Write the material out again in full, exactly.

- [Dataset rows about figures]
* * * * * * *

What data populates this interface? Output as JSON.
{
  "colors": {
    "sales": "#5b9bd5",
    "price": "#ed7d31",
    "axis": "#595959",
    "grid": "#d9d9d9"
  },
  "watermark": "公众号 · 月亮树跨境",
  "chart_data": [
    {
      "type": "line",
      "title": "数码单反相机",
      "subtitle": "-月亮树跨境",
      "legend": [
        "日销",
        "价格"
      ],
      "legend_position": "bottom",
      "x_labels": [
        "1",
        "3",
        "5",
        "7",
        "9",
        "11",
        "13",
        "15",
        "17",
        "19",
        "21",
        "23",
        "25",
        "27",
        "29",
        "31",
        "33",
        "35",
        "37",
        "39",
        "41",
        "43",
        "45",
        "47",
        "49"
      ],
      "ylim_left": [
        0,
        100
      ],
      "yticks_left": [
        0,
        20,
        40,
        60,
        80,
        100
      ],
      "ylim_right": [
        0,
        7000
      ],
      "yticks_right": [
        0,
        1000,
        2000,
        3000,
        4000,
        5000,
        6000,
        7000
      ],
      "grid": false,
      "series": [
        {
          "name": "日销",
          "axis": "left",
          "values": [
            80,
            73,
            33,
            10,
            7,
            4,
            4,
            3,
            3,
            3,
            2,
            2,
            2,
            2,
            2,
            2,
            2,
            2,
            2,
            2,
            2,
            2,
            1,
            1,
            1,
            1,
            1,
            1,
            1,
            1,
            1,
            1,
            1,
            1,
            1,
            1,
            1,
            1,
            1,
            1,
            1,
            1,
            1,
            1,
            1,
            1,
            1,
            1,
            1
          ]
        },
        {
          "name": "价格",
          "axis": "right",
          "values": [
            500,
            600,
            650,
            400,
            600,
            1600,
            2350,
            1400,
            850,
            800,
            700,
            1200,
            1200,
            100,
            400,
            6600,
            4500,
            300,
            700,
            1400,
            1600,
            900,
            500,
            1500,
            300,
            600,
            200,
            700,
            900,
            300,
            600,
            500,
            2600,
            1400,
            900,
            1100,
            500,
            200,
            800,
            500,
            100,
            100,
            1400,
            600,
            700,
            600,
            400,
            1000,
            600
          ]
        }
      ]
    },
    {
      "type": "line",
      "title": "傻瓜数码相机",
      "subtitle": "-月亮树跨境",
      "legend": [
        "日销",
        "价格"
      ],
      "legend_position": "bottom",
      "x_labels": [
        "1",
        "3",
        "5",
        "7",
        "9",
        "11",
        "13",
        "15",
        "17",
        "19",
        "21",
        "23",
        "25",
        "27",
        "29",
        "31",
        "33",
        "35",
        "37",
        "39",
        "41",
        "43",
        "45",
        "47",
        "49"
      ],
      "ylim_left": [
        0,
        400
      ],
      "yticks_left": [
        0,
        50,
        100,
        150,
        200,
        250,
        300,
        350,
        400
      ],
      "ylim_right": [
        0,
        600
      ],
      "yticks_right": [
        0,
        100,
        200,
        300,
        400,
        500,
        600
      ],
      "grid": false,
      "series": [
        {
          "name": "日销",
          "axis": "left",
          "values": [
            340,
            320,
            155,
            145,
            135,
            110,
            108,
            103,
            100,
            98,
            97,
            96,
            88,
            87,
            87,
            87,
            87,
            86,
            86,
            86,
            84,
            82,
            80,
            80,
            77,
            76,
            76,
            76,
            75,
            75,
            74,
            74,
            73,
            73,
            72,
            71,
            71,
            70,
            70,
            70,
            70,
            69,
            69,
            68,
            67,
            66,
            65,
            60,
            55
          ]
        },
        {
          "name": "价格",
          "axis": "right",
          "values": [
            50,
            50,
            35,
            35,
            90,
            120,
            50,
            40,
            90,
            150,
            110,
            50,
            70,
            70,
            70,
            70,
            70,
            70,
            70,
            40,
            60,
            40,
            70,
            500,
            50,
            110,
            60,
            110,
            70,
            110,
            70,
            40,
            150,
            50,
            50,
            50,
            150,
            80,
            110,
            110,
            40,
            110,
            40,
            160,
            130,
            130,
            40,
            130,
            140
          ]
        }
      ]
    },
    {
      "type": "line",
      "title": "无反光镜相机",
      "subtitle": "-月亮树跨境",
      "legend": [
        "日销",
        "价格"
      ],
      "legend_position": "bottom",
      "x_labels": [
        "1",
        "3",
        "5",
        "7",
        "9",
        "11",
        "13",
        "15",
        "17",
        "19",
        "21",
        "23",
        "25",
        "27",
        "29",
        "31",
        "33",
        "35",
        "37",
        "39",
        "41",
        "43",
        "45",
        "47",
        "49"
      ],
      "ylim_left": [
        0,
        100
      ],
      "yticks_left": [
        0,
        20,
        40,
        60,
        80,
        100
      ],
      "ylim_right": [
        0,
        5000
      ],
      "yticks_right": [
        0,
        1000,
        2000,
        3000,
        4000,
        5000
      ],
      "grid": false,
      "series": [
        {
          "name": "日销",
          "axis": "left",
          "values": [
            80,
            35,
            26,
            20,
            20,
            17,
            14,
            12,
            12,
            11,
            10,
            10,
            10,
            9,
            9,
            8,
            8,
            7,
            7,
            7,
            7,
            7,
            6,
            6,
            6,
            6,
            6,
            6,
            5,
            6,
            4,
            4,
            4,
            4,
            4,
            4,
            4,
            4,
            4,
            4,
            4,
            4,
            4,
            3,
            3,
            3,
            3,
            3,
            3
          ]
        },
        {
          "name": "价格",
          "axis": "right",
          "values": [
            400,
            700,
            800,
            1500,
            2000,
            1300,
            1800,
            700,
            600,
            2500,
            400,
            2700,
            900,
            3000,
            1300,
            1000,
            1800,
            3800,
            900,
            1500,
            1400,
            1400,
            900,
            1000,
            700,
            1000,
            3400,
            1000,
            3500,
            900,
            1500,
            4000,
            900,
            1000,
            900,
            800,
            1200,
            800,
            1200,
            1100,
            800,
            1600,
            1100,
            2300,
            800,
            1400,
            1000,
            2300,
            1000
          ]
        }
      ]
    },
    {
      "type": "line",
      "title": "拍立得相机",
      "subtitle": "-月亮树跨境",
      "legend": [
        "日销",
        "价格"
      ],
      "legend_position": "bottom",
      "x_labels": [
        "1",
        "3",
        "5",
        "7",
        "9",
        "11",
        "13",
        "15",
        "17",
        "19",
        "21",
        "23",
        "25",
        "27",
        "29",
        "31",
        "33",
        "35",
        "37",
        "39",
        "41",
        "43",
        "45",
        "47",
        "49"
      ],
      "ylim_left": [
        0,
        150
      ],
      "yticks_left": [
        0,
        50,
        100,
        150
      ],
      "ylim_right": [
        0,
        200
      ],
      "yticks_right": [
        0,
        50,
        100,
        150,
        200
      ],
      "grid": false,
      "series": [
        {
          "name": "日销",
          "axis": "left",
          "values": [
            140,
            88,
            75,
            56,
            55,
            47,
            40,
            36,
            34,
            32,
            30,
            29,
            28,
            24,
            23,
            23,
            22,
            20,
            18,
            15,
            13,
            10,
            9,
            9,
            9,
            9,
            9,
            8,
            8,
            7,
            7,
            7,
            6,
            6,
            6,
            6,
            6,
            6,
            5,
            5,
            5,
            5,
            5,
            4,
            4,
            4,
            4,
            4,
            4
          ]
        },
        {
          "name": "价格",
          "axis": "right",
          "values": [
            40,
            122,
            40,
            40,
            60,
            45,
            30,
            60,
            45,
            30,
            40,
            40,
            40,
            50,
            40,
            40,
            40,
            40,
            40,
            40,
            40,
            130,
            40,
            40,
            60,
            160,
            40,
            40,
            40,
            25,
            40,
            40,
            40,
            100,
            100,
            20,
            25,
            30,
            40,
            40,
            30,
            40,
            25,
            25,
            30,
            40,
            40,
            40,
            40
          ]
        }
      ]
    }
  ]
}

* * * * * * *

- [Output for this exercise]
What data populates this interface? Output as JSON.
{
  "colors": {
    "sales": "#5b9bd5",
    "price": "#ed7d31",
    "axis": "#595959",
    "grid": "#d9d9d9"
  },
  "watermark": "公众号 · 月亮树跨境",
  "chart_data": [
    {
      "type": "line",
      "title": "数码单反相机",
      "subtitle": "-月亮树跨境",
      "legend": [
        "日销",
        "价格"
      ],
      "legend_position": "bottom",
      "x_labels": [
        "1",
        "3",
        "5",
        "7",
        "9",
        "11",
        "13",
        "15",
        "17",
        "19",
        "21",
        "23",
        "25",
        "27",
        "29",
        "31",
        "33",
        "35",
        "37",
        "39",
        "41",
        "43",
        "45",
        "47",
        "49"
      ],
      "ylim_left": [
        0,
        100
      ],
      "yticks_left": [
        0,
        20,
        40,
        60,
        80,
        100
      ],
      "ylim_right": [
        0,
        7000
      ],
      "yticks_right": [
        0,
        1000,
        2000,
        3000,
        4000,
        5000,
        6000,
        7000
      ],
      "grid": false,
      "series": [
        {
          "name": "日销",
          "axis": "left",
          "values": [
            80,
            73,
            33,
            10,
            7,
            4,
            4,
            3,
            3,
            3,
            2,
            2,
            2,
            2,
            2,
            2,
            2,
            2,
            2,
            2,
            2,
            2,
            1,
            1,
            1,
            1,
            1,
            1,
            1,
            1,
            1,
            1,
            1,
            1,
            1,
            1,
            1,
            1,
            1,
            1,
            1,
            1,
            1,
            1,
            1,
            1,
            1,
            1,
            1
          ]
        },
        {
          "name": "价格",
          "axis": "right",
          "values": [
            500,
            600,
            650,
            400,
            600,
            1600,
            2350,
            1400,
            850,
            800,
            700,
            1200,
            1200,
            100,
            400,
            6600,
            4500,
            300,
            700,
            1400,
            1600,
            900,
            500,
            1500,
            300,
            600,
            200,
            700,
            900,
            300,
            600,
            500,
            2600,
            1400,
            900,
            1100,
            500,
            200,
            800,
            500,
            100,
            100,
            1400,
            600,
            700,
            600,
            400,
            1000,
            600
          ]
        }
      ]
    },
    {
      "type": "line",
      "title": "傻瓜数码相机",
      "subtitle": "-月亮树跨境",
      "legend": [
        "日销",
        "价格"
      ],
      "legend_position": "bottom",
      "x_labels": [
        "1",
        "3",
        "5",
        "7",
        "9",
        "11",
        "13",
        "15",
        "17",
        "19",
        "21",
        "23",
        "25",
        "27",
        "29",
        "31",
        "33",
        "35",
        "37",
        "39",
        "41",
        "43",
        "45",
        "47",
        "49"
      ],
      "ylim_left": [
        0,
        400
      ],
      "yticks_left": [
        0,
        50,
        100,
        150,
        200,
        250,
        300,
        350,
        400
      ],
      "ylim_right": [
        0,
        600
      ],
      "yticks_right": [
        0,
        100,
        200,
        300,
        400,
        500,
        600
      ],
      "grid": false,
      "series": [
        {
          "name": "日销",
          "axis": "left",
          "values": [
            340,
            320,
            155,
            145,
            135,
            110,
            108,
            103,
            100,
            98,
            97,
            96,
            88,
            87,
            87,
            87,
            87,
            86,
            86,
            86,
            84,
            82,
            80,
            80,
            77,
            76,
            76,
            76,
            75,
            75,
            74,
            74,
            73,
            73,
            72,
            71,
            71,
            70,
            70,
            70,
            70,
            69,
            69,
            68,
            67,
            66,
            65,
            60,
            55
          ]
        },
        {
          "name": "价格",
          "axis": "right",
          "values": [
            50,
            50,
            35,
            35,
            90,
            120,
            50,
            40,
            90,
            150,
            110,
            50,
            70,
            70,
            70,
            70,
            70,
            70,
            70,
            40,
            60,
            40,
            70,
            500,
            50,
            110,
            60,
            110,
            70,
            110,
            70,
            40,
            150,
            50,
            50,
            50,
            150,
            80,
            110,
            110,
            40,
            110,
            40,
            160,
            130,
            130,
            40,
            130,
            140
          ]
        }
      ]
    },
    {
      "type": "line",
      "title": "无反光镜相机",
      "subtitle": "-月亮树跨境",
      "legend": [
        "日销",
        "价格"
      ],
      "legend_position": "bottom",
      "x_labels": [
        "1",
        "3",
        "5",
        "7",
        "9",
        "11",
        "13",
        "15",
        "17",
        "19",
        "21",
        "23",
        "25",
        "27",
        "29",
        "31",
        "33",
        "35",
        "37",
        "39",
        "41",
        "43",
        "45",
        "47",
        "49"
      ],
      "ylim_left": [
        0,
        100
      ],
      "yticks_left": [
        0,
        20,
        40,
        60,
        80,
        100
      ],
      "ylim_right": [
        0,
        5000
      ],
      "yticks_right": [
        0,
        1000,
        2000,
        3000,
        4000,
        5000
      ],
      "grid": false,
      "series": [
        {
          "name": "日销",
          "axis": "left",
          "values": [
            80,
            35,
            26,
            20,
            20,
            17,
            14,
            12,
            12,
            11,
            10,
            10,
            10,
            9,
            9,
            8,
            8,
            7,
            7,
            7,
            7,
            7,
            6,
            6,
            6,
            6,
            6,
            6,
            5,
            6,
            4,
            4,
            4,
            4,
            4,
            4,
            4,
            4,
            4,
            4,
            4,
            4,
            4,
            3,
            3,
            3,
            3,
            3,
            3
          ]
        },
        {
          "name": "价格",
          "axis": "right",
          "values": [
            400,
            700,
            800,
            1500,
            2000,
            1300,
            1800,
            700,
            600,
            2500,
            400,
            2700,
            900,
            3000,
            1300,
            1000,
            1800,
            3800,
            900,
            1500,
            1400,
            1400,
            900,
            1000,
            700,
            1000,
            3400,
            1000,
            3500,
            900,
            1500,
            4000,
            900,
            1000,
            900,
            800,
            1200,
            800,
            1200,
            1100,
            800,
            1600,
            1100,
            2300,
            800,
            1400,
            1000,
            2300,
            1000
          ]
        }
      ]
    },
    {
      "type": "line",
      "title": "拍立得相机",
      "subtitle": "-月亮树跨境",
      "legend": [
        "日销",
        "价格"
      ],
      "legend_position": "bottom",
      "x_labels": [
        "1",
        "3",
        "5",
        "7",
        "9",
        "11",
        "13",
        "15",
        "17",
        "19",
        "21",
        "23",
        "25",
        "27",
        "29",
        "31",
        "33",
        "35",
        "37",
        "39",
        "41",
        "43",
        "45",
        "47",
        "49"
      ],
      "ylim_left": [
        0,
        150
      ],
      "yticks_left": [
        0,
        50,
        100,
        150
      ],
      "ylim_right": [
        0,
        200
      ],
      "yticks_right": [
        0,
        50,
        100,
        150,
        200
      ],
      "grid": false,
      "series": [
        {
          "name": "日销",
          "axis": "left",
          "values": [
            140,
            88,
            75,
            56,
            55,
            47,
            40,
            36,
            34,
            32,
            30,
            29,
            28,
            24,
            23,
            23,
            22,
            20,
            18,
            15,
            13,
            10,
            9,
            9,
            9,
            9,
            9,
            8,
            8,
            7,
            7,
            7,
            6,
            6,
            6,
            6,
            6,
            6,
            5,
            5,
            5,
            5,
            5,
            4,
            4,
            4,
            4,
            4,
            4
          ]
        },
        {
          "name": "价格",
          "axis": "right",
          "values": [
            40,
            122,
            40,
            40,
            60,
            45,
            30,
            60,
            45,
            30,
            40,
            40,
            40,
            50,
            40,
            40,
            40,
            40,
            40,
            40,
            40,
            130,
            40,
            40,
            60,
            160,
            40,
            40,
            40,
            25,
            40,
            40,
            40,
            100,
            100,
            20,
            25,
            30,
            40,
            40,
            30,
            40,
            25,
            25,
            30,
            40,
            40,
            40,
            40
          ]
        }
      ]
    }
  ]
}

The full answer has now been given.